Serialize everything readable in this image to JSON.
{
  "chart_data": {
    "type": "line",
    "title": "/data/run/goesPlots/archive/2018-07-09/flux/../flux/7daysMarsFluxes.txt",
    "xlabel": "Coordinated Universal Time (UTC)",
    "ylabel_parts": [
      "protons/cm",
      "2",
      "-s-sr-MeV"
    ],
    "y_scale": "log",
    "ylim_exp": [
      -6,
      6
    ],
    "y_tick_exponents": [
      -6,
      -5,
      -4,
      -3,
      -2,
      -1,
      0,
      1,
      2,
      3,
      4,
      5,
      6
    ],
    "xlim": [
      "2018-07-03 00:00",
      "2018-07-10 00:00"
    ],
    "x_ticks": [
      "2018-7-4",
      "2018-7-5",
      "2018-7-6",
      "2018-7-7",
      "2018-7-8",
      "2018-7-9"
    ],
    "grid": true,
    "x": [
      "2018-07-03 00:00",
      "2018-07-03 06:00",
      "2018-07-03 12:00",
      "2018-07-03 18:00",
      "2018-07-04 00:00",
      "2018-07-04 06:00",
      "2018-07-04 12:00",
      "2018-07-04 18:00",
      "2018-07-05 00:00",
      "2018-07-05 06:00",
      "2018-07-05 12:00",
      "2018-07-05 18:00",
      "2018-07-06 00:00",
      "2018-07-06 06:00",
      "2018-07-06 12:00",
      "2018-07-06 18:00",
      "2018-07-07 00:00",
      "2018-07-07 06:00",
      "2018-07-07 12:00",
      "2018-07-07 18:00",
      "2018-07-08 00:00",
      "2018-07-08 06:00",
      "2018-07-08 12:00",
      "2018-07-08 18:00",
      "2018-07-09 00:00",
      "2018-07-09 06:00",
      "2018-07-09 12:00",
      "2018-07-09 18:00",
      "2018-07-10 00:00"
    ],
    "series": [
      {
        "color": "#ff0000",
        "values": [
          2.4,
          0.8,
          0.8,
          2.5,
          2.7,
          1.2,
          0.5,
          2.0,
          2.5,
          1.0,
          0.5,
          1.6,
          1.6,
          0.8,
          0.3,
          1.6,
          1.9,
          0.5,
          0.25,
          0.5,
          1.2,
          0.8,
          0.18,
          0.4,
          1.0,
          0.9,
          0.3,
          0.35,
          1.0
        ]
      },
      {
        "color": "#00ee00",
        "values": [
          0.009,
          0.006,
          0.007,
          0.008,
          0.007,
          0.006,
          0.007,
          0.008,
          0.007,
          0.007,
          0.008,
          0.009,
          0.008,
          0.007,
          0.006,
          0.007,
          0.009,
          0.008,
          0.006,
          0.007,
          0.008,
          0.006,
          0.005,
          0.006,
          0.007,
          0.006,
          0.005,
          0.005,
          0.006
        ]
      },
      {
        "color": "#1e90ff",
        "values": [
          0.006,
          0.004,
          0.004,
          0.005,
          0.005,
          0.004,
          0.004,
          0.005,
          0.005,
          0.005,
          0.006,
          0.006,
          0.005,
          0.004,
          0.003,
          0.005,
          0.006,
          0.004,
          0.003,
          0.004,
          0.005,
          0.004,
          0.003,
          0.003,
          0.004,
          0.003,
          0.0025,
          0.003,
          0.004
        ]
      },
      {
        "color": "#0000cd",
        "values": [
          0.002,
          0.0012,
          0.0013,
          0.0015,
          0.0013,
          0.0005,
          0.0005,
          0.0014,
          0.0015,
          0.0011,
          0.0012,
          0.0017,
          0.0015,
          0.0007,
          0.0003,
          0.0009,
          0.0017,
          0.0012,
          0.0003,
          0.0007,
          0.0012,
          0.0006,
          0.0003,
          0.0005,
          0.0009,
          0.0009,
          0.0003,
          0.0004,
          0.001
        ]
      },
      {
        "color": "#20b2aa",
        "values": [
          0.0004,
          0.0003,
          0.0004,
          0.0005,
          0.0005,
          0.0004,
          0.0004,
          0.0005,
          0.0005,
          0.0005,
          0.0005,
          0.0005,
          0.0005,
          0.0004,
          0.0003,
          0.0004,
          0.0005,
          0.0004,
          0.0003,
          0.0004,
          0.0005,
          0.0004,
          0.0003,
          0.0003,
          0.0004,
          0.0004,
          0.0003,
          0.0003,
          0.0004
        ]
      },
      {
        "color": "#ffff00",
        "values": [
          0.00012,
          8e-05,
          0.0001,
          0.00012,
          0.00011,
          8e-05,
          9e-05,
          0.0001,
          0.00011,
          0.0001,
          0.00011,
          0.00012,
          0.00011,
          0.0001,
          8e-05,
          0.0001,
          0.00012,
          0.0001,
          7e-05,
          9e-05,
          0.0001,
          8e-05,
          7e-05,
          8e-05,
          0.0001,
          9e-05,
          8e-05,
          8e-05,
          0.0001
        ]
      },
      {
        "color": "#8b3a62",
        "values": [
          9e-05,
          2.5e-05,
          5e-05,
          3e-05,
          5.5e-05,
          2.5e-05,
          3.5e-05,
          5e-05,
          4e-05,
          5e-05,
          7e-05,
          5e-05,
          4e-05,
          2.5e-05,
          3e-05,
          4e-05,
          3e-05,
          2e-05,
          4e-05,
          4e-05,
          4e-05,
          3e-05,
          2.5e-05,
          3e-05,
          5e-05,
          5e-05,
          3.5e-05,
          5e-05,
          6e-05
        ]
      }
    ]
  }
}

——

- TASK DIRECTIONS -
All of the data needs to be reproduced exactly, with no line missing.

- FULL SOLUTION -
Serialize everything readable in this image to JSON.
{
  "chart_data": {
    "type": "line",
    "title": "/data/run/goesPlots/archive/2018-07-09/flux/../flux/7daysMarsFluxes.txt",
    "xlabel": "Coordinated Universal Time (UTC)",
    "ylabel_parts": [
      "protons/cm",
      "2",
      "-s-sr-MeV"
    ],
    "y_scale": "log",
    "ylim_exp": [
      -6,
      6
    ],
    "y_tick_exponents": [
      -6,
      -5,
      -4,
      -3,
      -2,
      -1,
      0,
      1,
      2,
      3,
      4,
      5,
      6
    ],
    "xlim": [
      "2018-07-03 00:00",
      "2018-07-10 00:00"
    ],
    "x_ticks": [
      "2018-7-4",
      "2018-7-5",
      "2018-7-6",
      "2018-7-7",
      "2018-7-8",
      "2018-7-9"
    ],
    "grid": true,
    "x": [
      "2018-07-03 00:00",
      "2018-07-03 06:00",
      "2018-07-03 12:00",
      "2018-07-03 18:00",
      "2018-07-04 00:00",
      "2018-07-04 06:00",
      "2018-07-04 12:00",
      "2018-07-04 18:00",
      "2018-07-05 00:00",
      "2018-07-05 06:00",
      "2018-07-05 12:00",
      "2018-07-05 18:00",
      "2018-07-06 00:00",
      "2018-07-06 06:00",
      "2018-07-06 12:00",
      "2018-07-06 18:00",
      "2018-07-07 00:00",
      "2018-07-07 06:00",
      "2018-07-07 12:00",
      "2018-07-07 18:00",
      "2018-07-08 00:00",
      "2018-07-08 06:00",
      "2018-07-08 12:00",
      "2018-07-08 18:00",
      "2018-07-09 00:00",
      "2018-07-09 06:00",
      "2018-07-09 12:00",
      "2018-07-09 18:00",
      "2018-07-10 00:00"
    ],
    "series": [
      {
        "color": "#ff0000",
        "values": [
          2.4,
          0.8,
          0.8,
          2.5,
          2.7,
          1.2,
          0.5,
          2.0,
          2.5,
          1.0,
          0.5,
          1.6,
          1.6,
          0.8,
          0.3,
          1.6,
          1.9,
          0.5,
          0.25,
          0.5,
          1.2,
          0.8,
          0.18,
          0.4,
          1.0,
          0.9,
          0.3,
          0.35,
          1.0
        ]
      },
      {
        "color": "#00ee00",
        "values": [
          0.009,
          0.006,
          0.007,
          0.008,
          0.007,
          0.006,
          0.007,
          0.008,
          0.007,
          0.007,
          0.008,
          0.009,
          0.008,
          0.007,
          0.006,
          0.007,
          0.009,
          0.008,
          0.006,
          0.007,
          0.008,
          0.006,
          0.005,
          0.006,
          0.007,
          0.006,
          0.005,
          0.005,
          0.006
        ]
      },
      {
        "color": "#1e90ff",
        "values": [
          0.006,
          0.004,
          0.004,
          0.005,
          0.005,
          0.004,
          0.004,
          0.005,
          0.005,
          0.005,
          0.006,
          0.006,
          0.005,
          0.004,
          0.003,
          0.005,
          0.006,
          0.004,
          0.003,
          0.004,
          0.005,
          0.004,
          0.003,
          0.003,
          0.004,
          0.003,
          0.0025,
          0.003,
          0.004
        ]
      },
      {
        "color": "#0000cd",
        "values": [
          0.002,
          0.0012,
          0.0013,
          0.0015,
          0.0013,
          0.0005,
          0.0005,
          0.0014,
          0.0015,
          0.0011,
          0.0012,
          0.0017,
          0.0015,
          0.0007,
          0.0003,
          0.0009,
          0.0017,
          0.0012,
          0.0003,
          0.0007,
          0.0012,
          0.0006,
          0.0003,
          0.0005,
          0.0009,
          0.0009,
          0.0003,
          0.0004,
          0.001
        ]
      },
      {
        "color": "#20b2aa",
        "values": [
          0.0004,
          0.0003,
          0.0004,
          0.0005,
          0.0005,
          0.0004,
          0.0004,
          0.0005,
          0.0005,
          0.0005,
          0.0005,
          0.0005,
          0.0005,
          0.0004,
          0.0003,
          0.0004,
          0.0005,
          0.0004,
          0.0003,
          0.0004,
          0.0005,
          0.0004,
          0.0003,
          0.0003,
          0.0004,
          0.0004,
          0.0003,
          0.0003,
          0.0004
        ]
      },
      {
        "color": "#ffff00",
        "values": [
          0.00012,
          8e-05,
          0.0001,
          0.00012,
          0.00011,
          8e-05,
          9e-05,
          0.0001,
          0.00011,
          0.0001,
          0.00011,
          0.00012,
          0.00011,
          0.0001,
          8e-05,
          0.0001,
          0.00012,
          0.0001,
          7e-05,
          9e-05,
          0.0001,
          8e-05,
          7e-05,
          8e-05,
          0.0001,
          9e-05,
          8e-05,
          8e-05,
          0.0001
        ]
      },
      {
        "color": "#8b3a62",
        "values": [
          9e-05,
          2.5e-05,
          5e-05,
          3e-05,
          5.5e-05,
          2.5e-05,
          3.5e-05,
          5e-05,
          4e-05,
          5e-05,
          7e-05,
          5e-05,
          4e-05,
          2.5e-05,
          3e-05,
          4e-05,
          3e-05,
          2e-05,
          4e-05,
          4e-05,
          4e-05,
          3e-05,
          2.5e-05,
          3e-05,
          5e-05,
          5e-05,
          3.5e-05,
          5e-05,
          6e-05
        ]
      }
    ]
  }
}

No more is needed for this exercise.